The request.
Below are the records; copy each line in them that holds the word "page".

Working data.
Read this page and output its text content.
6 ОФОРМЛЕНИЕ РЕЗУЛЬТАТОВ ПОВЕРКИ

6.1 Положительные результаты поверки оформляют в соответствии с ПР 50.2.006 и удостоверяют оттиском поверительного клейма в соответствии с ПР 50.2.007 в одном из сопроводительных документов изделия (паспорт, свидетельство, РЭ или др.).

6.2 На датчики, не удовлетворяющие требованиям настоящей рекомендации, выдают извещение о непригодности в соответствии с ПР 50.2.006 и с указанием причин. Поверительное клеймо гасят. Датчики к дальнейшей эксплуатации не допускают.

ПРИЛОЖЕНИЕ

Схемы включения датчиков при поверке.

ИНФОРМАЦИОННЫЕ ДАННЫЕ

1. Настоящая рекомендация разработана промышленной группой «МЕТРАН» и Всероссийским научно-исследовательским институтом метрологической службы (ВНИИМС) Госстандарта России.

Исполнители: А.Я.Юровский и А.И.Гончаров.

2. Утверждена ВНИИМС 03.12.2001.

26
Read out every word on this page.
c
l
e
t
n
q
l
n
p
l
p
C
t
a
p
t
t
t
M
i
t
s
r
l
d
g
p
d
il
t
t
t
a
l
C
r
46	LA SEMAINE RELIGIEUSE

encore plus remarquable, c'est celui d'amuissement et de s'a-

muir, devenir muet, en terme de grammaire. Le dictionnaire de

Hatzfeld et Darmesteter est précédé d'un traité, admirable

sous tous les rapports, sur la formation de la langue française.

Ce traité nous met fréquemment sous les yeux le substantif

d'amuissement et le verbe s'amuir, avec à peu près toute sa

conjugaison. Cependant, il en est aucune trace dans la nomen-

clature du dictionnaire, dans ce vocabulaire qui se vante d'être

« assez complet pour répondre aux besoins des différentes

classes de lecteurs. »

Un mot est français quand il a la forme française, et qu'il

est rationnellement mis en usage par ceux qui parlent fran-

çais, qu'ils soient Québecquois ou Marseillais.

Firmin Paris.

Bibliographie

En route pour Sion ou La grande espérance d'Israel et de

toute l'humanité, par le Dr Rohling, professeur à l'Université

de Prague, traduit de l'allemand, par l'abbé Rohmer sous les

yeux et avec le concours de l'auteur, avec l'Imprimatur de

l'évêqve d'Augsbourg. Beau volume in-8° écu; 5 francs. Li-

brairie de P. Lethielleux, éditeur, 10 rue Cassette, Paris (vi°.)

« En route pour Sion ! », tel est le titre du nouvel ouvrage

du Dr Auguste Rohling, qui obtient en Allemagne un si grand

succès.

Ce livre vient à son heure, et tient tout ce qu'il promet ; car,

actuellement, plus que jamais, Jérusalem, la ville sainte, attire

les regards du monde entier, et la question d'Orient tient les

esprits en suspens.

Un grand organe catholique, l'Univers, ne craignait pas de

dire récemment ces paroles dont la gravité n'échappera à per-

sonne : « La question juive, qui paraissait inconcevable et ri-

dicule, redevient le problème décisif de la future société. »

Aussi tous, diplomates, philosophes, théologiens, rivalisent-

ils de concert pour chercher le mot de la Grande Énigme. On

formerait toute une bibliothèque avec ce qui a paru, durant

Exercise answer.
Read this page and output its text content.
Read out every word on this page.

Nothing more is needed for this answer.